#### Input records
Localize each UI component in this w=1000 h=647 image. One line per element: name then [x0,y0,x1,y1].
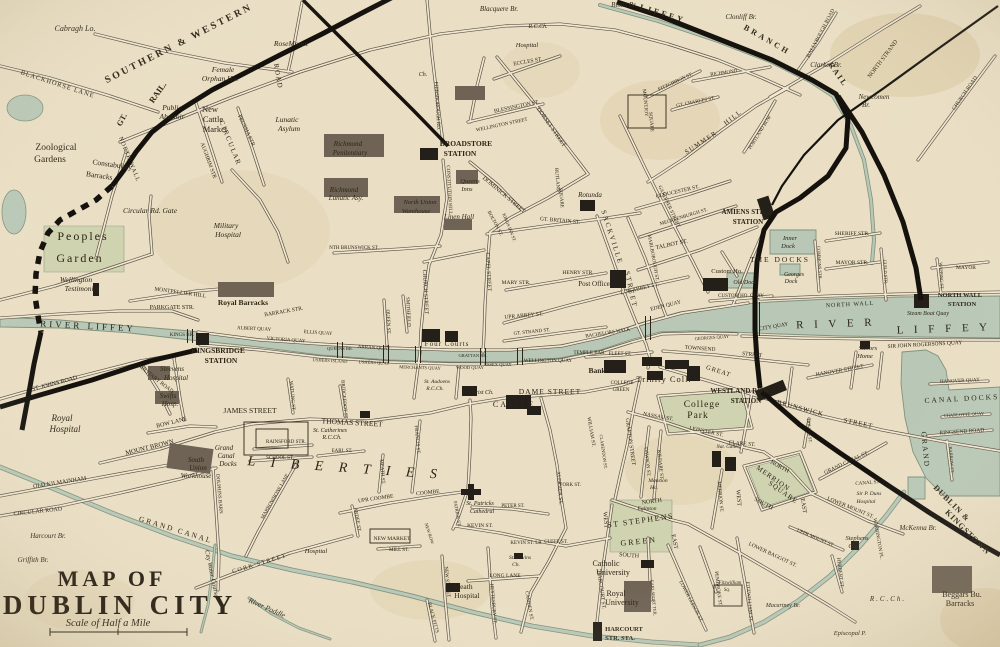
map-label: Harcourt Br. [29,532,66,540]
map-label: NTH BRUNSWICK ST. [329,246,379,251]
landmark-building [593,622,602,641]
map-label: R.C.Ch. [425,386,444,392]
map-label: Nat. Gallery [716,445,743,450]
map-label: Lunatic Asy. [328,194,364,202]
map-label: Orphan Ho. [202,74,238,83]
map-label: CUSTOM HO. QUAY [718,294,764,299]
map-label: St. Kevins [509,555,531,561]
map-label: STATION [205,356,238,365]
map-label: Public [161,103,182,112]
paper-stain [500,42,580,98]
map-label: Canal [217,452,234,460]
map-label: Zoological [35,143,77,153]
map-label: Richmond [333,140,363,148]
map-label: Custom Ho. [711,268,743,275]
map-label: Sailors [859,345,878,352]
map-label: Christ Ch. [468,390,493,396]
institution-building [218,282,274,297]
map-label: Hospital [214,230,241,239]
map-label: PARKGATE STR. [150,305,195,311]
map-label: KEVIN ST. [467,523,493,529]
map-label: Trinity Coll. [636,374,691,384]
landmark-building [420,148,438,160]
map-label: Peoples [57,229,108,243]
map-label: Testimonial [65,284,100,293]
map-label: North Union [402,199,436,206]
inner-dock [770,230,816,254]
map-label: Hospital [163,374,188,382]
map-label: EARL ST. [332,449,353,454]
map-label: Meath [453,582,472,591]
map-label: STR. STA. [605,635,635,642]
institution-building [932,566,972,593]
institution-building [455,86,485,100]
map-label: MAYOR [956,265,976,271]
map-label: STATION [731,397,761,405]
map-label: Barracks [946,599,974,608]
map-label: Royal [51,413,73,423]
map-label: Beggars Bu. [942,590,982,599]
map-label: NEW MARKET [373,536,411,542]
map-label: Fitzwilliam [718,581,742,586]
landmark-building [580,200,595,211]
map-label: Dock [784,279,798,285]
map-label: Rotunda [577,191,602,199]
map-label: AMIENS STR. [721,208,766,216]
map-label: STATION [444,149,477,158]
landmark-building [712,451,721,467]
map-label: GRATTAN BR. [459,353,488,358]
landmark-building [360,411,370,418]
map-label: Lunatic [275,115,300,124]
map-label: Inner [782,235,798,242]
map-label: Garden [56,251,103,265]
map-label: Docks [218,460,237,468]
map-label: Military [213,221,239,230]
map-label: Royal Barracks [218,298,268,307]
map-label: LONG LANE [489,573,521,579]
map-label: Hospital [515,42,539,49]
map-label: Inns [460,186,473,193]
map-label: THE DOCKS [750,255,810,264]
park-pond [2,190,26,234]
map-label: Steevens [160,365,184,373]
map-label: Bank [588,366,606,375]
map-label: Richmond [329,186,359,194]
map-label: MAYOR STR. [836,260,869,266]
landmark-building [642,357,662,366]
map-label: Cathedral [470,509,495,515]
institution-building [624,581,651,612]
map-label: STATION [733,218,763,226]
map-label: Hospital [48,424,81,434]
map-label: Eglinton [637,506,657,512]
map-label: ESSEX QUAY [484,362,512,367]
map-label: Wellington [60,275,92,284]
zoo-pond [7,95,43,121]
map-label: Workhouse [181,472,212,480]
map-label: Catholic [592,559,620,568]
map-label: New [202,104,219,114]
map-label: Grand [215,444,234,452]
landmark-building [604,360,626,373]
map-label: JAMES STREET [223,406,277,415]
map-label: Binns Br. [611,1,637,9]
map-label: Ho. [649,485,658,491]
map-label: Warehouse [402,208,431,215]
map-label: Georges [784,272,805,278]
map-label: FLEET ST. [609,352,632,357]
map-label: St. Patricks [466,501,494,507]
map-label: R.C.Ch. [321,435,341,441]
map-label: Park [687,411,708,421]
map-label: GREEN [613,388,630,393]
landmark-building [725,457,736,471]
map-label: Dock [780,243,795,250]
map-label: KINGSBRIDGE [191,346,245,355]
map-label: St. Catherines [313,428,348,434]
map-label: Four Courts [425,340,470,348]
map-label: QUEENS BR. [327,346,353,351]
map-label: RoseMount [273,39,309,48]
map-label: Home [856,353,873,360]
map-label: Hospital [304,548,328,555]
map-label: Stephens [845,535,869,542]
map-label: WOOD QUAY [456,365,484,370]
map-label: Clonliff Br. [725,13,756,21]
map-label: Ch. [512,562,520,568]
map-label: SHERIFF STR. [835,231,870,237]
map-label: PETER ST. [501,504,524,509]
map-label: Clarkes Br. [810,61,842,69]
map-label: BROADSTORE [440,139,492,148]
map-label: Circular Rd. Gate [123,206,178,215]
map-label: R.C.Ch. [527,24,547,30]
map-label: Mansion [647,478,668,484]
map-label: Sq. [724,588,730,593]
map-label: STATION [948,301,977,308]
landmark-building [703,278,728,291]
map-title-line2: DUBLIN CITY [3,590,237,620]
map-label: YORK ST. [559,483,581,488]
map-label: Female [211,65,235,74]
map-of-dublin-city: Cabragh Lo.BLACKHORSE LANESOUTHERN & WES… [0,0,1000,647]
map-label: South [188,456,204,464]
map-label: RAINSFORD STR. [266,440,306,445]
paper-stain [830,13,980,97]
map-label: Union [189,464,207,472]
map-label: Hosp. [161,400,179,408]
map-label: R.C.Ch. [869,595,906,603]
landmark-building [196,333,209,345]
map-label: Penitentiary [332,149,368,157]
map-label: Hospital [454,591,479,600]
map-label: Abattoir [158,112,184,121]
map-label: Newcomen [858,93,890,101]
map-label: Blacquere Br. [480,5,518,13]
map-label: KEVIN ST. LR [510,541,542,546]
map-label: HENRY STR. [562,270,594,276]
map-label: Steam Boat Quay [907,311,949,317]
map-label: NORTH WALL [938,292,983,299]
map-label: Asylum [277,124,301,133]
map-label: College [684,400,721,410]
map-label: Episcopal P. [833,630,867,637]
map-label: TEMPLE BAR [574,351,606,356]
map-label: Hospital [856,499,876,505]
map-label: McKenna Br. [899,524,937,532]
map-label: Macartney Br. [765,603,800,609]
map-label: COLLEGE [611,381,634,386]
map-label: KINGS BR. [170,333,194,338]
dublin-map-canvas: Cabragh Lo.BLACKHORSE LANESOUTHERN & WES… [0,0,1000,647]
marquis-basin [908,477,925,499]
map-label: WELLINGTON QUAY [524,359,573,364]
map-label: WESTLAND ROW [710,387,769,395]
map-label: Br. [862,101,870,109]
map-label: CASTLE [493,400,535,409]
map-label: Sir P. Duns [857,491,882,497]
map-label: Swifts [160,392,177,400]
map-label: Ch. [419,72,428,78]
landmark-building [665,360,689,369]
scale-label: Scale of Half a Mile [66,618,151,629]
map-label: Post Office [578,280,610,288]
map-title-line1: MAP OF [58,566,167,591]
map-label: Griffith Br. [18,556,49,564]
map-label: HARCOURT [605,626,643,633]
map-label: MILL ST. [389,548,409,553]
map-label: University [605,598,639,607]
map-label: Ch. [848,543,858,550]
map-label: Old Dock [733,280,756,286]
map-label: University [596,568,630,577]
map-label: St. Audoens [424,379,450,385]
map-label: Queens [460,178,480,185]
landmark-building [468,484,474,500]
landmark-building [641,560,654,568]
map-label: Gardens [34,155,66,165]
map-label: MARY STR. [502,280,531,286]
map-label: DAME STREET [519,387,581,396]
map-label: Cabragh Lo. [55,24,96,33]
map-label: Royal [606,589,626,598]
map-label: CUFFE ST. [544,540,568,545]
########
#### [Task requirements]
Copy the records above word for word, omitting any pictures.

#### [Exercise answer]
Localize each UI component in this w=1000 h=647 image. One line per element: name then [x0,y0,x1,y1].
map-label: Harcourt Br. [29,532,66,540]
map-label: NTH BRUNSWICK ST. [329,246,379,251]
landmark-building [593,622,602,641]
map-label: R.C.Ch. [425,386,444,392]
map-label: Nat. Gallery [716,445,743,450]
map-label: Lunatic Asy. [328,194,364,202]
map-label: Orphan Ho. [202,74,238,83]
map-label: CUSTOM HO. QUAY [718,294,764,299]
map-label: St. Kevins [509,555,531,561]
map-label: STATION [205,356,238,365]
map-label: Public [161,103,182,112]
paper-stain [500,42,580,98]
map-label: Canal [217,452,234,460]
map-label: Zoological [35,143,77,153]
map-label: Richmond [333,140,363,148]
map-label: Custom Ho. [711,268,743,275]
map-label: Sailors [859,345,878,352]
map-label: Christ Ch. [468,390,493,396]
institution-building [218,282,274,297]
map-label: Hospital [214,230,241,239]
map-label: PARKGATE STR. [150,305,195,311]
map-label: KEVIN ST. [467,523,493,529]
map-label: Trinity Coll. [636,374,691,384]
landmark-building [420,148,438,160]
map-label: Peoples [57,229,108,243]
map-label: Testimonial [65,284,100,293]
map-label: North Union [402,199,436,206]
inner-dock [770,230,816,254]
map-label: Hospital [163,374,188,382]
map-label: EARL ST. [332,449,353,454]
map-label: Meath [453,582,472,591]
map-label: STR. STA. [605,635,635,642]
institution-building [932,566,972,593]
institution-building [455,86,485,100]
map-label: MAYOR [956,265,976,271]
map-label: STATION [731,397,761,405]
map-label: Barracks [946,599,974,608]
map-label: Royal [51,413,73,423]
map-label: Beggars Bu. [942,590,982,599]
map-label: NEW MARKET [373,536,411,542]
map-label: Fitzwilliam [718,581,742,586]
landmark-building [580,200,595,211]
map-label: Dock [784,279,798,285]
map-label: Rotunda [577,191,602,199]
map-label: AMIENS STR. [721,208,766,216]
map-label: STATION [444,149,477,158]
landmark-building [712,451,721,467]
map-label: GRATTAN BR. [459,353,488,358]
landmark-building [360,411,370,418]
map-label: Lunatic [275,115,300,124]
map-label: Inner [782,235,798,242]
map-label: Garden [56,251,103,265]
map-label: Docks [218,460,237,468]
map-label: Military [213,221,239,230]
map-label: Royal Barracks [218,298,268,307]
map-label: LONG LANE [489,573,521,579]
map-label: Hospital [515,42,539,49]
map-label: Inns [460,186,473,193]
map-label: THE DOCKS [750,255,810,264]
park-pond [2,190,26,234]
map-label: Steevens [160,365,184,373]
map-label: Bank [588,366,606,375]
map-label: Richmond [329,186,359,194]
map-label: MAYOR STR. [836,260,869,266]
landmark-building [642,357,662,366]
map-label: Cathedral [470,509,495,515]
institution-building [624,581,651,612]
map-label: STATION [733,218,763,226]
map-label: Hospital [48,424,81,434]
map-label: Eglinton [637,506,657,512]
map-label: ESSEX QUAY [484,362,512,367]
map-label: Wellington [60,275,92,284]
zoo-pond [7,95,43,121]
map-label: Workhouse [181,472,212,480]
map-label: Catholic [592,559,620,568]
map-label: New [202,104,219,114]
map-label: Grand [215,444,234,452]
landmark-building [604,360,626,373]
map-label: JAMES STREET [223,406,277,415]
map-label: Binns Br. [611,1,637,9]
map-label: Ho. [649,485,658,491]
map-label: Warehouse [402,208,431,215]
map-label: Georges [784,272,805,278]
map-label: FLEET ST. [609,352,632,357]
map-label: St. Patricks [466,501,494,507]
map-label: R.C.Ch. [321,435,341,441]
map-label: Park [687,411,708,421]
map-label: GREEN [613,388,630,393]
landmark-building [725,457,736,471]
map-label: Dock [780,243,795,250]
map-label: KINGSBRIDGE [191,346,245,355]
map-label: St. Catherines [313,428,348,434]
map-label: Four Courts [425,340,470,348]
map-label: QUEENS BR. [327,346,353,351]
map-label: RoseMount [273,39,309,48]
map-label: Home [856,353,873,360]
map-label: Hospital [304,548,328,555]
map-label: Stephens [845,535,869,542]
map-label: WOOD QUAY [456,365,484,370]
map-label: Clonliff Br. [725,13,756,21]
map-label: Ch. [512,562,520,568]
map-label: SHERIFF STR. [835,231,870,237]
map-label: PETER ST. [501,504,524,509]
map-label: Clarkes Br. [810,61,842,69]
map-label: BROADSTORE [440,139,492,148]
map-label: Circular Rd. Gate [123,206,178,215]
map-label: R.C.Ch. [527,24,547,30]
map-label: Mansion [647,478,668,484]
map-label: Sq. [724,588,730,593]
map-label: STATION [948,301,977,308]
landmark-building [703,278,728,291]
map-title-line2: DUBLIN CITY [3,590,237,620]
map-label: YORK ST. [559,483,581,488]
map-label: Female [211,65,235,74]
map-of-dublin-city: Cabragh Lo.BLACKHORSE LANESOUTHERN & WES… [0,0,1000,647]
map-label: South [188,456,204,464]
map-label: RAINSFORD STR. [266,440,306,445]
paper-stain [830,13,980,97]
map-label: Union [189,464,207,472]
map-label: Hosp. [161,400,179,408]
map-label: R.C.Ch. [869,595,906,603]
landmark-building [196,333,209,345]
map-label: Penitentiary [332,149,368,157]
map-label: Hospital [454,591,479,600]
map-label: Abattoir [158,112,184,121]
map-label: Newcomen [858,93,890,101]
map-label: Blacquere Br. [480,5,518,13]
map-label: KEVIN ST. LR [510,541,542,546]
map-label: HENRY STR. [562,270,594,276]
map-label: Steam Boat Quay [907,311,949,317]
map-label: NORTH WALL [938,292,983,299]
map-label: Asylum [277,124,301,133]
map-label: College [684,400,721,410]
map-label: Episcopal P. [833,630,867,637]
map-label: TEMPLE BAR [574,351,606,356]
map-label: Hospital [856,499,876,505]
map-label: McKenna Br. [899,524,937,532]
map-label: Macartney Br. [765,603,800,609]
map-label: COLLEGE [611,381,634,386]
map-label: KINGS BR. [170,333,194,338]
dublin-map-canvas: Cabragh Lo.BLACKHORSE LANESOUTHERN & WES… [0,0,1000,647]
marquis-basin [908,477,925,499]
map-label: WELLINGTON QUAY [524,359,573,364]
map-label: WESTLAND ROW [710,387,769,395]
map-label: Br. [862,101,870,109]
map-label: CASTLE [493,400,535,409]
map-label: Sir P. Duns [857,491,882,497]
map-label: Swifts [160,392,177,400]
map-label: Ch. [419,72,428,78]
landmark-building [665,360,689,369]
scale-label: Scale of Half a Mile [66,618,151,629]
map-label: Post Office [578,280,610,288]
map-title-line1: MAP OF [58,566,167,591]
map-label: Griffith Br. [18,556,49,564]
map-label: HARCOURT [605,626,643,633]
map-label: MILL ST. [389,548,409,553]
map-label: University [605,598,639,607]
map-label: Ch. [848,543,858,550]
map-label: Old Dock [733,280,756,286]
map-label: University [596,568,630,577]
map-label: St. Audoens [424,379,450,385]
map-label: Queens [460,178,480,185]
landmark-building [468,484,474,500]
landmark-building [641,560,654,568]
map-label: Gardens [34,155,66,165]
map-label: MARY STR. [502,280,531,286]
map-label: DAME STREET [519,387,581,396]
map-label: Cabragh Lo. [55,24,96,33]
map-label: Royal [606,589,626,598]
map-label: CUFFE ST. [544,540,568,545]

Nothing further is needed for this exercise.